Type out all the records word for word. Any pictures are to be left out.

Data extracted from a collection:
## Start
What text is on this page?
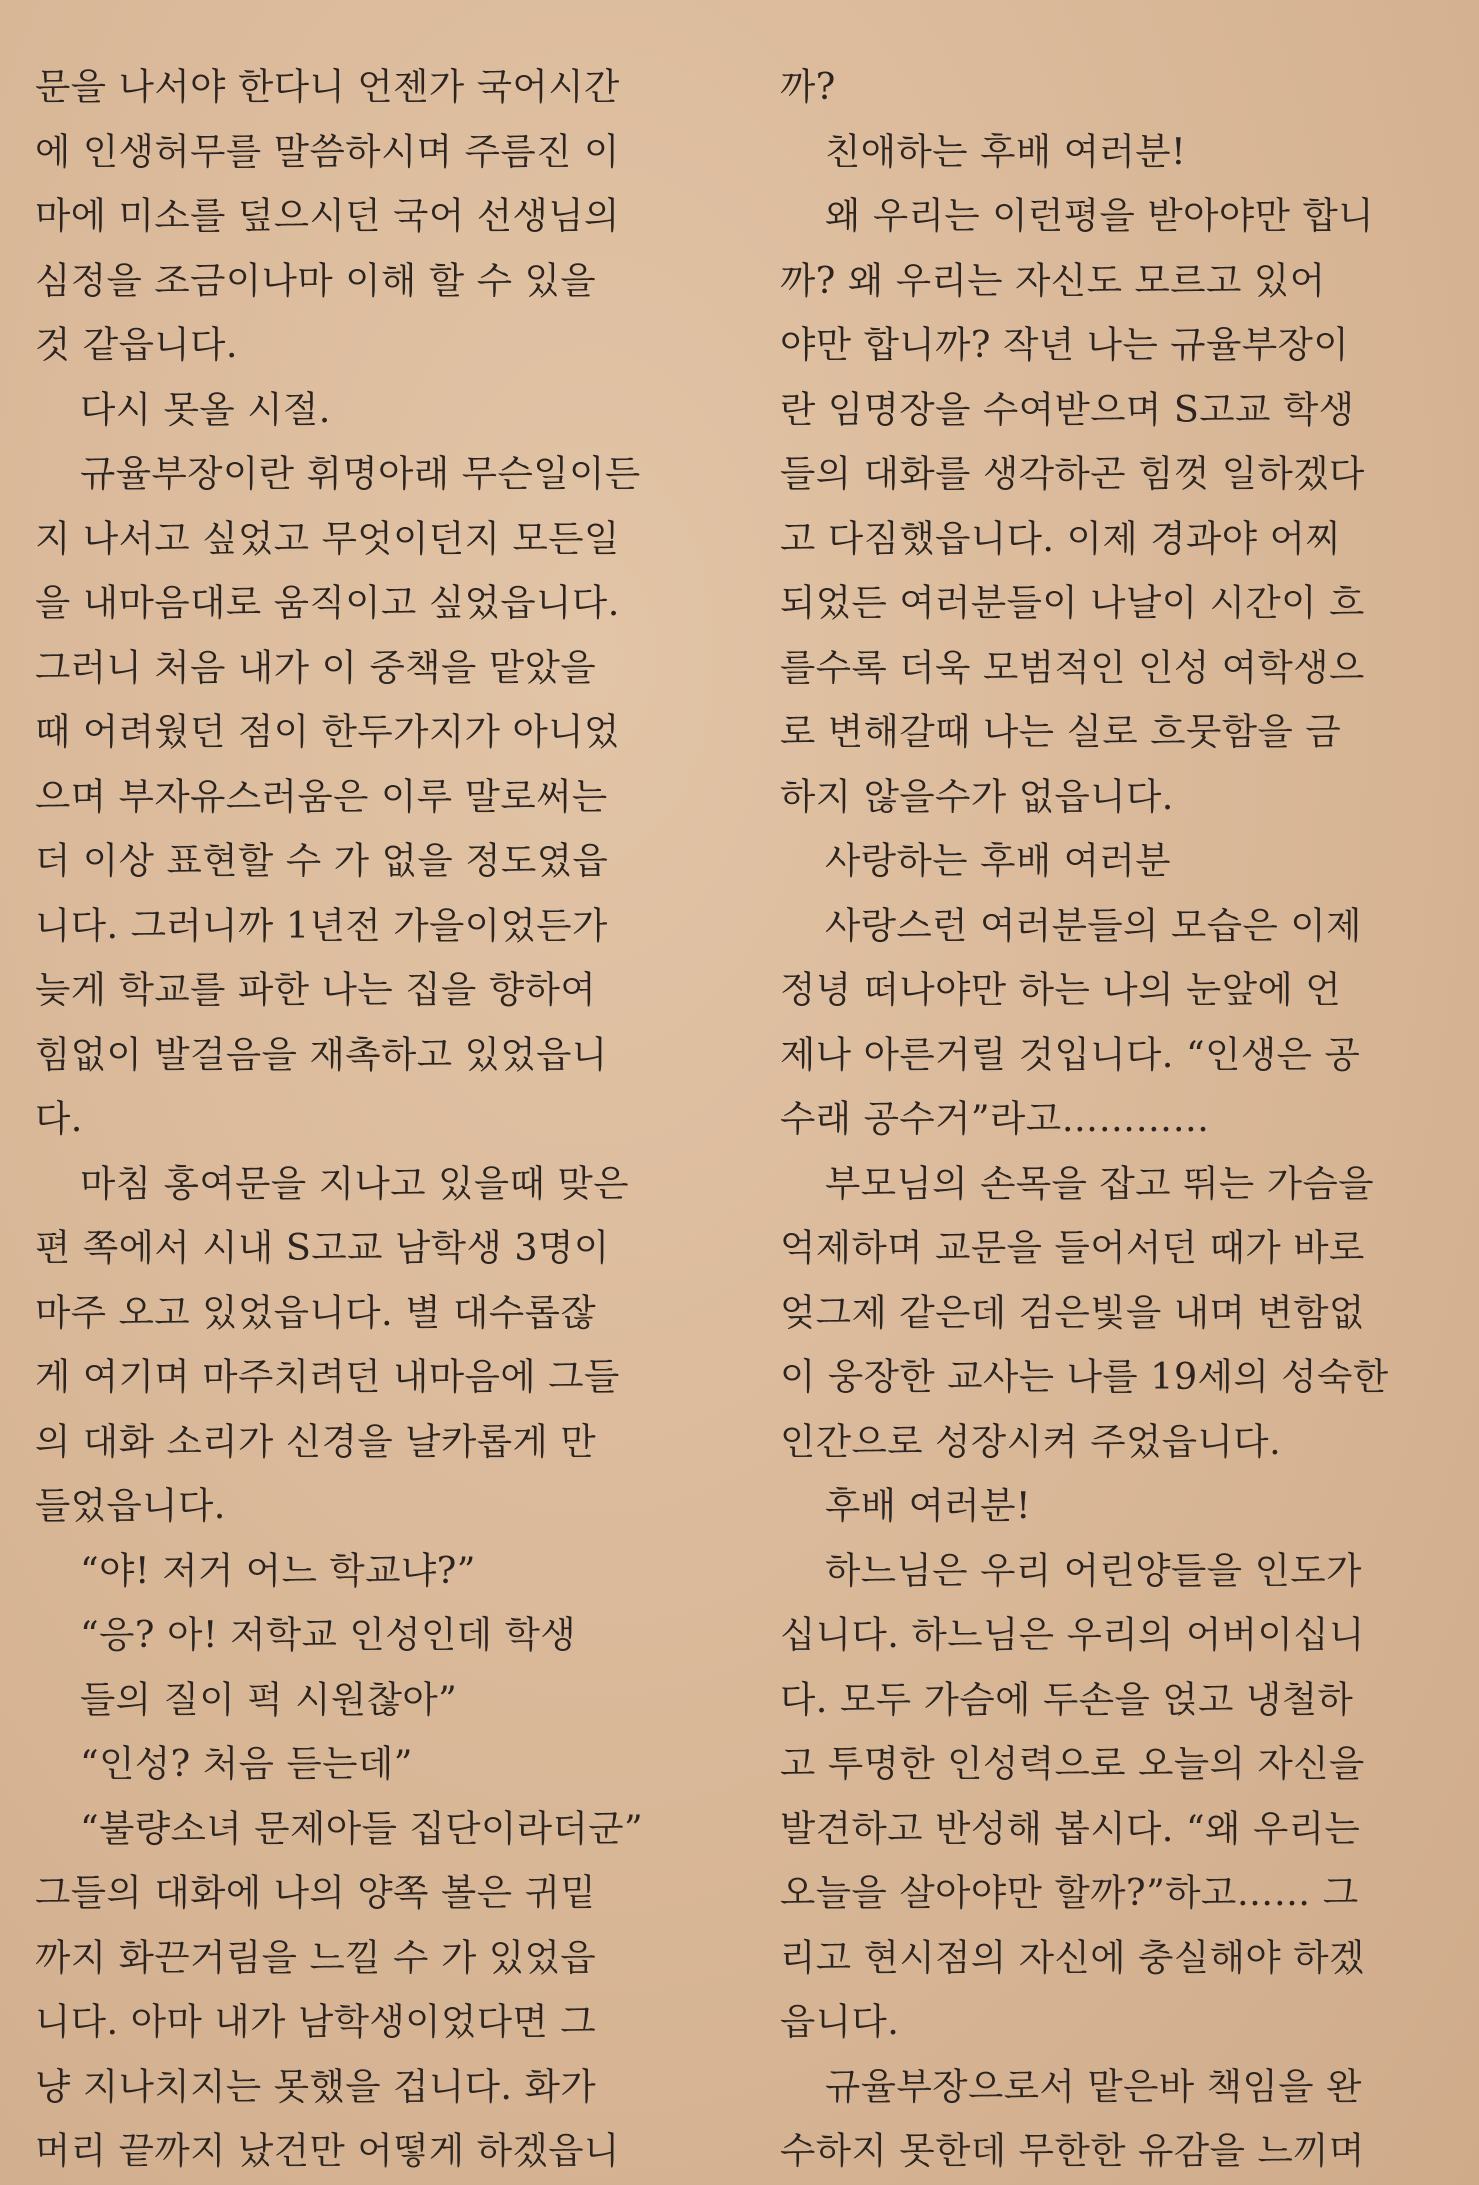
문을 나서야 한다니 언젠가 국어시간
에 인생허무를 말씀하시며 주름진 이
마에 미소를 덮으시던 국어 선생님의
심정을 조금이나마 이해 할 수 있을
것 같읍니다.
다시 못올 시절.
규율부장이란 휘명아래 무슨일이든
지 나서고 싶었고 무엇이던지 모든일
을 내마음대로 움직이고 싶었읍니다.
그러니 처음 내가 이 중책을 맡았을
때 어려웠던 점이 한두가지가 아니었
으며 부자유스러움은 이루 말로써는
더 이상 표현할 수 가 없을 정도였읍
니다. 그러니까 1년전 가을이었든가
늦게 학교를 파한 나는 집을 향하여
힘없이 발걸음을 재촉하고 있었읍니
다.
마침 홍여문을 지나고 있을때 맞은
편 쪽에서 시내 S고교 남학생 3명이
마주 오고 있었읍니다. 별 대수롭잖
게 여기며 마주치려던 내마음에 그들
의 대화 소리가 신경을 날카롭게 만
들었읍니다.
“야! 저거 어느 학교냐?”
“응? 아! 저학교 인성인데 학생
들의 질이 퍽 시원찮아”
“인성? 처음 듣는데”
“불량소녀 문제아들 집단이라더군”
그들의 대화에 나의 양쪽 볼은 귀밑
까지 화끈거림을 느낄 수 가 있었읍
니다. 아마 내가 남학생이었다면 그
냥 지나치지는 못했을 겁니다. 화가
머리 끝까지 났건만 어떻게 하겠읍니
까?
친애하는 후배 여러분!
왜 우리는 이런평을 받아야만 합니
까? 왜 우리는 자신도 모르고 있어
야만 합니까? 작년 나는 규율부장이
란 임명장을 수여받으며 S고교 학생
들의 대화를 생각하곤 힘껏 일하겠다
고 다짐했읍니다. 이제 경과야 어찌
되었든 여러분들이 나날이 시간이 흐
를수록 더욱 모범적인 인성 여학생으
로 변해갈때 나는 실로 흐뭇함을 금
하지 않을수가 없읍니다.
사랑하는 후배 여러분
사랑스런 여러분들의 모습은 이제
정녕 떠나야만 하는 나의 눈앞에 언
제나 아른거릴 것입니다. “인생은 공
수래 공수거”라고…………
부모님의 손목을 잡고 뛰는 가슴을
억제하며 교문을 들어서던 때가 바로
엊그제 같은데 검은빛을 내며 변함없
이 웅장한 교사는 나를 19세의 성숙한
인간으로 성장시켜 주었읍니다.
후배 여러분!
하느님은 우리 어린양들을 인도가
십니다. 하느님은 우리의 어버이십니
다. 모두 가슴에 두손을 얹고 냉철하
고 투명한 인성력으로 오늘의 자신을
발견하고 반성해 봅시다. “왜 우리는
오늘을 살아야만 할까?”하고…… 그
리고 현시점의 자신에 충실해야 하겠
읍니다.
규율부장으로서 맡은바 책임을 완
수하지 못한데 무한한 유감을 느끼며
## End
_Exercise output:_
What text is on this page?
문을 나서야 한다니 언젠가 국어시간
에 인생허무를 말씀하시며 주름진 이
마에 미소를 덮으시던 국어 선생님의
심정을 조금이나마 이해 할 수 있을
것 같읍니다.
다시 못올 시절.
규율부장이란 휘명아래 무슨일이든
지 나서고 싶었고 무엇이던지 모든일
을 내마음대로 움직이고 싶었읍니다.
그러니 처음 내가 이 중책을 맡았을
때 어려웠던 점이 한두가지가 아니었
으며 부자유스러움은 이루 말로써는
더 이상 표현할 수 가 없을 정도였읍
니다. 그러니까 1년전 가을이었든가
늦게 학교를 파한 나는 집을 향하여
힘없이 발걸음을 재촉하고 있었읍니
다.
마침 홍여문을 지나고 있을때 맞은
편 쪽에서 시내 S고교 남학생 3명이
마주 오고 있었읍니다. 별 대수롭잖
게 여기며 마주치려던 내마음에 그들
의 대화 소리가 신경을 날카롭게 만
들었읍니다.
“야! 저거 어느 학교냐?”
“응? 아! 저학교 인성인데 학생
들의 질이 퍽 시원찮아”
“인성? 처음 듣는데”
“불량소녀 문제아들 집단이라더군”
그들의 대화에 나의 양쪽 볼은 귀밑
까지 화끈거림을 느낄 수 가 있었읍
니다. 아마 내가 남학생이었다면 그
냥 지나치지는 못했을 겁니다. 화가
머리 끝까지 났건만 어떻게 하겠읍니
까?
친애하는 후배 여러분!
왜 우리는 이런평을 받아야만 합니
까? 왜 우리는 자신도 모르고 있어
야만 합니까? 작년 나는 규율부장이
란 임명장을 수여받으며 S고교 학생
들의 대화를 생각하곤 힘껏 일하겠다
고 다짐했읍니다. 이제 경과야 어찌
되었든 여러분들이 나날이 시간이 흐
를수록 더욱 모범적인 인성 여학생으
로 변해갈때 나는 실로 흐뭇함을 금
하지 않을수가 없읍니다.
사랑하는 후배 여러분
사랑스런 여러분들의 모습은 이제
정녕 떠나야만 하는 나의 눈앞에 언
제나 아른거릴 것입니다. “인생은 공
수래 공수거”라고…………
부모님의 손목을 잡고 뛰는 가슴을
억제하며 교문을 들어서던 때가 바로
엊그제 같은데 검은빛을 내며 변함없
이 웅장한 교사는 나를 19세의 성숙한
인간으로 성장시켜 주었읍니다.
후배 여러분!
하느님은 우리 어린양들을 인도가
십니다. 하느님은 우리의 어버이십니
다. 모두 가슴에 두손을 얹고 냉철하
고 투명한 인성력으로 오늘의 자신을
발견하고 반성해 봅시다. “왜 우리는
오늘을 살아야만 할까?”하고…… 그
리고 현시점의 자신에 충실해야 하겠
읍니다.
규율부장으로서 맡은바 책임을 완
수하지 못한데 무한한 유감을 느끼며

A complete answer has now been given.